> **WHAT YOU ARE ASKED TO DO**
Every entry that follows should be reproduced exactly.

> **EXERCISE MATERIAL**
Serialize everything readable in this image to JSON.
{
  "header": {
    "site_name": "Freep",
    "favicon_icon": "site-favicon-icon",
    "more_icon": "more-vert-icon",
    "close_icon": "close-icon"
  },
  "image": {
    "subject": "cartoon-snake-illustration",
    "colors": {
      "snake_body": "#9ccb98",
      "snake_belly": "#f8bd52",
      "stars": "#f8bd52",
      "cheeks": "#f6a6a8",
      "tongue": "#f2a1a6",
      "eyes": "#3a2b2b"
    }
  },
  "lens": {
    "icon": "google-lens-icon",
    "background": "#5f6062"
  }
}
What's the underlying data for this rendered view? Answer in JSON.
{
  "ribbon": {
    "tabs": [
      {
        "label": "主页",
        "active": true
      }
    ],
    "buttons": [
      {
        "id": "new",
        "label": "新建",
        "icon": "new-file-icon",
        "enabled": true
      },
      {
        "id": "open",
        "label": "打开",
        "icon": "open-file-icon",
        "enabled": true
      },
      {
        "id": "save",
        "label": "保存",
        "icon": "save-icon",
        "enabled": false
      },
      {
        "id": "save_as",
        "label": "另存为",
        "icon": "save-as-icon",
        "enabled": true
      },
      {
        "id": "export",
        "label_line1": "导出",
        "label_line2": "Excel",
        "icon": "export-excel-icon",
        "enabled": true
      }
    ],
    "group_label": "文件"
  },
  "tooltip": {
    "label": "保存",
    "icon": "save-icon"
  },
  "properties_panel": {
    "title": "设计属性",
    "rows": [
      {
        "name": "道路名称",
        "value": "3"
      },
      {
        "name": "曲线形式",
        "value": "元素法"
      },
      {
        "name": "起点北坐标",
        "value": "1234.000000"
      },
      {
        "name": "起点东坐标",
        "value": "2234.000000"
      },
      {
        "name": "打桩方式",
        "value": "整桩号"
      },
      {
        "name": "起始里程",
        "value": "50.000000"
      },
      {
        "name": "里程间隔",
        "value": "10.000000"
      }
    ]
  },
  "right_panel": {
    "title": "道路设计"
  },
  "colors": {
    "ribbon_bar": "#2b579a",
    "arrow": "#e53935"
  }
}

> **TASK SOLUTION**
Serialize everything readable in this image to JSON.
{
  "header": {
    "site_name": "Freep",
    "favicon_icon": "site-favicon-icon",
    "more_icon": "more-vert-icon",
    "close_icon": "close-icon"
  },
  "image": {
    "subject": "cartoon-snake-illustration",
    "colors": {
      "snake_body": "#9ccb98",
      "snake_belly": "#f8bd52",
      "stars": "#f8bd52",
      "cheeks": "#f6a6a8",
      "tongue": "#f2a1a6",
      "eyes": "#3a2b2b"
    }
  },
  "lens": {
    "icon": "google-lens-icon",
    "background": "#5f6062"
  }
}
What's the underlying data for this rendered view? Answer in JSON.
{
  "ribbon": {
    "tabs": [
      {
        "label": "主页",
        "active": true
      }
    ],
    "buttons": [
      {
        "id": "new",
        "label": "新建",
        "icon": "new-file-icon",
        "enabled": true
      },
      {
        "id": "open",
        "label": "打开",
        "icon": "open-file-icon",
        "enabled": true
      },
      {
        "id": "save",
        "label": "保存",
        "icon": "save-icon",
        "enabled": false
      },
      {
        "id": "save_as",
        "label": "另存为",
        "icon": "save-as-icon",
        "enabled": true
      },
      {
        "id": "export",
        "label_line1": "导出",
        "label_line2": "Excel",
        "icon": "export-excel-icon",
        "enabled": true
      }
    ],
    "group_label": "文件"
  },
  "tooltip": {
    "label": "保存",
    "icon": "save-icon"
  },
  "properties_panel": {
    "title": "设计属性",
    "rows": [
      {
        "name": "道路名称",
        "value": "3"
      },
      {
        "name": "曲线形式",
        "value": "元素法"
      },
      {
        "name": "起点北坐标",
        "value": "1234.000000"
      },
      {
        "name": "起点东坐标",
        "value": "2234.000000"
      },
      {
        "name": "打桩方式",
        "value": "整桩号"
      },
      {
        "name": "起始里程",
        "value": "50.000000"
      },
      {
        "name": "里程间隔",
        "value": "10.000000"
      }
    ]
  },
  "right_panel": {
    "title": "道路设计"
  },
  "colors": {
    "ribbon_bar": "#2b579a",
    "arrow": "#e53935"
  }
}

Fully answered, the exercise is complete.